┌────────

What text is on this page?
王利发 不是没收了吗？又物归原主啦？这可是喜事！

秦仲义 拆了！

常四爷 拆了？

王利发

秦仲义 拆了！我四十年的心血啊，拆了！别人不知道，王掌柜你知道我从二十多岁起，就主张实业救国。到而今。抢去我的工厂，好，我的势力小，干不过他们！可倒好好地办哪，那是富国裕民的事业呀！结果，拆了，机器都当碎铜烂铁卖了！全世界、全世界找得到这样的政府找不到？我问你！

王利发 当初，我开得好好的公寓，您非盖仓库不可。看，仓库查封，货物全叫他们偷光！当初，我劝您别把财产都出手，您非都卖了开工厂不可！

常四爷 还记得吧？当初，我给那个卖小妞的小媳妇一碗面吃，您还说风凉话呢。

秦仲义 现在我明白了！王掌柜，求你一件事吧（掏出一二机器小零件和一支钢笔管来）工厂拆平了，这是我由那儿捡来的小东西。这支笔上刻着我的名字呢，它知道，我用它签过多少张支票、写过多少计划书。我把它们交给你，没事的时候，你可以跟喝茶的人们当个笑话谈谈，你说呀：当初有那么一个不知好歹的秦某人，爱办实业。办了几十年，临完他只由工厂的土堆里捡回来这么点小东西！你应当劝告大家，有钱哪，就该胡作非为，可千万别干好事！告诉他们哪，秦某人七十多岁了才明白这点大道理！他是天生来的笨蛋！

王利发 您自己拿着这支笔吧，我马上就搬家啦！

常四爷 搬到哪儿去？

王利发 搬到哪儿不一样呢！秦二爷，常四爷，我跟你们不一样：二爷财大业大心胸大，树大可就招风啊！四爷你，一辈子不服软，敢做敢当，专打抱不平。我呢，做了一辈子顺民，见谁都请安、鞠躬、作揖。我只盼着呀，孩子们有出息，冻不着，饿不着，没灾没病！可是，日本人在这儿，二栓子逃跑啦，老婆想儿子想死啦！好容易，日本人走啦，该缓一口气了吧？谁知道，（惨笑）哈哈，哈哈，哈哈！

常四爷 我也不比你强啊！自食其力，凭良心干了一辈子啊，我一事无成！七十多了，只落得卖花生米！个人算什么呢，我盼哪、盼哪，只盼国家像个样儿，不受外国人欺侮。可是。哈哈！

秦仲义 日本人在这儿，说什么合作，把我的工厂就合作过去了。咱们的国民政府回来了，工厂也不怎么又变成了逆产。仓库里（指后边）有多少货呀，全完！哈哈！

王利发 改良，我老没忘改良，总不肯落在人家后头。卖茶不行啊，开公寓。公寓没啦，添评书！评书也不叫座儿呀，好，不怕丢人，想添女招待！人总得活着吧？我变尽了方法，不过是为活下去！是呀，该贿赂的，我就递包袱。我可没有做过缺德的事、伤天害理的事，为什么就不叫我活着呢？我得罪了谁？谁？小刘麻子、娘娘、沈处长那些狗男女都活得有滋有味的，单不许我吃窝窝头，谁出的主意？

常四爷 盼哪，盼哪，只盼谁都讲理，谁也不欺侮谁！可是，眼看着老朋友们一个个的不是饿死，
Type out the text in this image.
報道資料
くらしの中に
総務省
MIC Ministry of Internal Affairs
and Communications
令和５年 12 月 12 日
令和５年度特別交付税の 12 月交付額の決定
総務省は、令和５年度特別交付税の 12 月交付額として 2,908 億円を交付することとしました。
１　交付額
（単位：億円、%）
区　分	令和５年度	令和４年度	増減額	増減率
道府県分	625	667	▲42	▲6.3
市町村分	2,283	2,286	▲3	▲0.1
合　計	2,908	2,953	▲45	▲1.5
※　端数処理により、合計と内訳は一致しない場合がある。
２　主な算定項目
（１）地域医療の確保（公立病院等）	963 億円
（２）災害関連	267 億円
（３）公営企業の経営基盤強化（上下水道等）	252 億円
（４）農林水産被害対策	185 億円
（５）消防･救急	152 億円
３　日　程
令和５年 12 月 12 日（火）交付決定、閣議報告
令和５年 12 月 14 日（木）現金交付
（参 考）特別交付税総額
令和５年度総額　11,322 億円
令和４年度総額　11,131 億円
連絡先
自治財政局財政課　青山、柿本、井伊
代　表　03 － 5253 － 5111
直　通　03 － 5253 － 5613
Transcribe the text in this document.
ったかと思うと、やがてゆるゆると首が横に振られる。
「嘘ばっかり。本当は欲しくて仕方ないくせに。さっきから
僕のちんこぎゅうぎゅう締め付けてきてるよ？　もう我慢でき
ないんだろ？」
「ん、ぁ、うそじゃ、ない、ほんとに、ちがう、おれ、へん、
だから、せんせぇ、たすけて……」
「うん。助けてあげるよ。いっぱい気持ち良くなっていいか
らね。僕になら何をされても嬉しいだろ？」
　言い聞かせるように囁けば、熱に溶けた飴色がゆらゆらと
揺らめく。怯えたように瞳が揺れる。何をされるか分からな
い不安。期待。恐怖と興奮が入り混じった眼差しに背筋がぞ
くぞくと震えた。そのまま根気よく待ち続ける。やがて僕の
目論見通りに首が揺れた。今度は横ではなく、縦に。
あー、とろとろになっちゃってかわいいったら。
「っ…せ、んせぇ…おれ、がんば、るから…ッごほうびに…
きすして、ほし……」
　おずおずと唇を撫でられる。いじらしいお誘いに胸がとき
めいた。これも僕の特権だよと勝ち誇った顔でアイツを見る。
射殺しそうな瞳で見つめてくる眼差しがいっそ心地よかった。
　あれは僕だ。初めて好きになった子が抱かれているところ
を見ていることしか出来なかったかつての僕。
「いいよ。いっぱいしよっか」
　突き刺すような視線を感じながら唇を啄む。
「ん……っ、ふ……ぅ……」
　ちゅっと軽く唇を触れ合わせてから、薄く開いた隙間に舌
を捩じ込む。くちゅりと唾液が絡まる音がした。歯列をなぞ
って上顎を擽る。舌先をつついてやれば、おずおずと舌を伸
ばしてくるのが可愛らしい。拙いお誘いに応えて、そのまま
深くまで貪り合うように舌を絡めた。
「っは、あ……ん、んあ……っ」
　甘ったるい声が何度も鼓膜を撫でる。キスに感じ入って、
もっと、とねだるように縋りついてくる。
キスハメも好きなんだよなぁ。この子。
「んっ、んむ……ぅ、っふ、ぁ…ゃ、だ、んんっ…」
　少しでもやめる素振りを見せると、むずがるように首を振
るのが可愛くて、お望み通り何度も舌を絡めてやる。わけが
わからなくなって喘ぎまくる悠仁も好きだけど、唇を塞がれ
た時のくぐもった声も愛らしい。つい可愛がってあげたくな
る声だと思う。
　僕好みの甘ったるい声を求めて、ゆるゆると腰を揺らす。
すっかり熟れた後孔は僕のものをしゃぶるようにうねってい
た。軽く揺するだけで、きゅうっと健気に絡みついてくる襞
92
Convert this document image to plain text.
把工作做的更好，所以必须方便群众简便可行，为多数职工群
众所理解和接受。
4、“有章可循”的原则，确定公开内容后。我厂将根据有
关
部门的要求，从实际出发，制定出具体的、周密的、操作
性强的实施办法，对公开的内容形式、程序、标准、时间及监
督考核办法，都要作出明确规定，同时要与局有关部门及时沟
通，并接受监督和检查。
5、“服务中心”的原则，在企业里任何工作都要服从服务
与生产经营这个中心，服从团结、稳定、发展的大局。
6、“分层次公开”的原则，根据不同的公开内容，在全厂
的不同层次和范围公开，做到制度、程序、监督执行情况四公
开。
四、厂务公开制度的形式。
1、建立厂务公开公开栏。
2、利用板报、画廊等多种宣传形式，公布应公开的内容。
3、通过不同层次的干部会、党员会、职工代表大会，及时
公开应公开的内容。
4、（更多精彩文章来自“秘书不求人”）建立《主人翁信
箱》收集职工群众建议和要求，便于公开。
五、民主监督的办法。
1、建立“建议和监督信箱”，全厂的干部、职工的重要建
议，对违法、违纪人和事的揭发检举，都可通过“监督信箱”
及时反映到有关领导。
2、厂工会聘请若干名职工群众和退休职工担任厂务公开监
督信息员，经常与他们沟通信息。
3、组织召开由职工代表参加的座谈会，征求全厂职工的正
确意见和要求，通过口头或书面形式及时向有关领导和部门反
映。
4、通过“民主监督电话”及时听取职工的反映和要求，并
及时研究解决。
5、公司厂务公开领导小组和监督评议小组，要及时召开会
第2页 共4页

└────────

WHAT YOU WILL DO: Look through the entries above. Extract each line with the word "text".

SOLVED EXERCISE:
What text is on this page?
Type out the text in this image.
Transcribe the text in this document.
Convert this document image to plain text.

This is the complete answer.